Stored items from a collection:
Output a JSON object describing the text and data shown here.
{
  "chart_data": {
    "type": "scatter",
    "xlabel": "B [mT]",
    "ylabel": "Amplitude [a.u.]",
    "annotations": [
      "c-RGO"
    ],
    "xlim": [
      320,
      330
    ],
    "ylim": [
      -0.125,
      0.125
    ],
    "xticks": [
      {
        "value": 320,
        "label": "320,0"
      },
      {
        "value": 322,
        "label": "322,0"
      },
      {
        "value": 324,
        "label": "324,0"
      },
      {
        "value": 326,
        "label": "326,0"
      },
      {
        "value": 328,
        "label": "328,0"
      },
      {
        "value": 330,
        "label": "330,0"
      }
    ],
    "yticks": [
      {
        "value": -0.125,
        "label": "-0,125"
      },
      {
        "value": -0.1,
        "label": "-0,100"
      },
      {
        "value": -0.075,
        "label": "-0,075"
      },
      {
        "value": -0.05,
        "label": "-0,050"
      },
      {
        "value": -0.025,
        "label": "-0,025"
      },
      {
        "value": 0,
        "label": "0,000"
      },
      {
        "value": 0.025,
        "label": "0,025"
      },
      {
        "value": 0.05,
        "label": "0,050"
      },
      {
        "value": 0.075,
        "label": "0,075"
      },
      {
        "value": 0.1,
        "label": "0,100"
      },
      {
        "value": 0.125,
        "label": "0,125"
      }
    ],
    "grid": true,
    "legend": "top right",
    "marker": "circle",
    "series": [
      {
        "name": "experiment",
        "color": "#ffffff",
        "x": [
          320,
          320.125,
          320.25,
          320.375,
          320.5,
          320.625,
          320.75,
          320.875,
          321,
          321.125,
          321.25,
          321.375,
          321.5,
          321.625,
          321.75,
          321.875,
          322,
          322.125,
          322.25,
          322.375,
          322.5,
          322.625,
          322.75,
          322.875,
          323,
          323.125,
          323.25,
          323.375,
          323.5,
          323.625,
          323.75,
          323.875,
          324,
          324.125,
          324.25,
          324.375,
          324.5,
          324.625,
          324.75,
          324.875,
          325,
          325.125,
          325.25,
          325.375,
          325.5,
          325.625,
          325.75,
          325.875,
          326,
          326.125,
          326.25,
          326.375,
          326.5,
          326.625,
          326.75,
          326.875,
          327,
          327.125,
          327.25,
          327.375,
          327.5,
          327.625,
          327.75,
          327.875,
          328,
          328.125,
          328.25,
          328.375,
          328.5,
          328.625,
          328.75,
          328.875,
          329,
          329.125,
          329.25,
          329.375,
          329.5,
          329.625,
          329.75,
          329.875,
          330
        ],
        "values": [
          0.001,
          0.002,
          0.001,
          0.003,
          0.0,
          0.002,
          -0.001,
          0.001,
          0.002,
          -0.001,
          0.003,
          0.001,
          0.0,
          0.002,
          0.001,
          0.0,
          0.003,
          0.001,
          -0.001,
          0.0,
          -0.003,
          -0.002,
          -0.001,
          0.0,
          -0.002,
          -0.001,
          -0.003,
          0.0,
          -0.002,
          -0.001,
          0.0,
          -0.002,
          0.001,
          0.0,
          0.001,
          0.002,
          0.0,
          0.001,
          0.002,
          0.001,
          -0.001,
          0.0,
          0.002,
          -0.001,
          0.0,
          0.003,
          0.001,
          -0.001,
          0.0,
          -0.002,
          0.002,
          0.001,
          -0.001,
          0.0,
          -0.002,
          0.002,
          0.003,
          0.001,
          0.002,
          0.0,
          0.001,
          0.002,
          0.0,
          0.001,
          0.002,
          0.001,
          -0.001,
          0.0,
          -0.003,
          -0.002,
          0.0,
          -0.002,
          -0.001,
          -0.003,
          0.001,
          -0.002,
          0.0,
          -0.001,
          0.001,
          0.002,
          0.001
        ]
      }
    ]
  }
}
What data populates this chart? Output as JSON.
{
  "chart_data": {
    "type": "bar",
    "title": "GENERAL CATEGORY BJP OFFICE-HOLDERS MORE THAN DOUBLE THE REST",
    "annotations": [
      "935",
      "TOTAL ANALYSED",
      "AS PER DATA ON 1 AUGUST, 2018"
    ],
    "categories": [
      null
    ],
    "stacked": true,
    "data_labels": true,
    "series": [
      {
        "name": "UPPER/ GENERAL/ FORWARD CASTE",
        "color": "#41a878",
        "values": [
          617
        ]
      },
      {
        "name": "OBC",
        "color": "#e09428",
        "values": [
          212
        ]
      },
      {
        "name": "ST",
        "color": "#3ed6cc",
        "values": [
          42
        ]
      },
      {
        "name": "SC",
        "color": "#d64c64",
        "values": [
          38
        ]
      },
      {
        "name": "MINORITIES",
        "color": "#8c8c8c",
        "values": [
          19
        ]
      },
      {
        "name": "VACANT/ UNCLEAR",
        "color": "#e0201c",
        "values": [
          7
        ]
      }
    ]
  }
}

§ **Problem statement**
Extract exactly the lines between the line containing "What data populates" and the end of the data, including both.

§ **Written reply**
What data populates this chart? Output as JSON.
{
  "chart_data": {
    "type": "bar",
    "title": "GENERAL CATEGORY BJP OFFICE-HOLDERS MORE THAN DOUBLE THE REST",
    "annotations": [
      "935",
      "TOTAL ANALYSED",
      "AS PER DATA ON 1 AUGUST, 2018"
    ],
    "categories": [
      null
    ],
    "stacked": true,
    "data_labels": true,
    "series": [
      {
        "name": "UPPER/ GENERAL/ FORWARD CASTE",
        "color": "#41a878",
        "values": [
          617
        ]
      },
      {
        "name": "OBC",
        "color": "#e09428",
        "values": [
          212
        ]
      },
      {
        "name": "ST",
        "color": "#3ed6cc",
        "values": [
          42
        ]
      },
      {
        "name": "SC",
        "color": "#d64c64",
        "values": [
          38
        ]
      },
      {
        "name": "MINORITIES",
        "color": "#8c8c8c",
        "values": [
          19
        ]
      },
      {
        "name": "VACANT/ UNCLEAR",
        "color": "#e0201c",
        "values": [
          7
        ]
      }
    ]
  }
}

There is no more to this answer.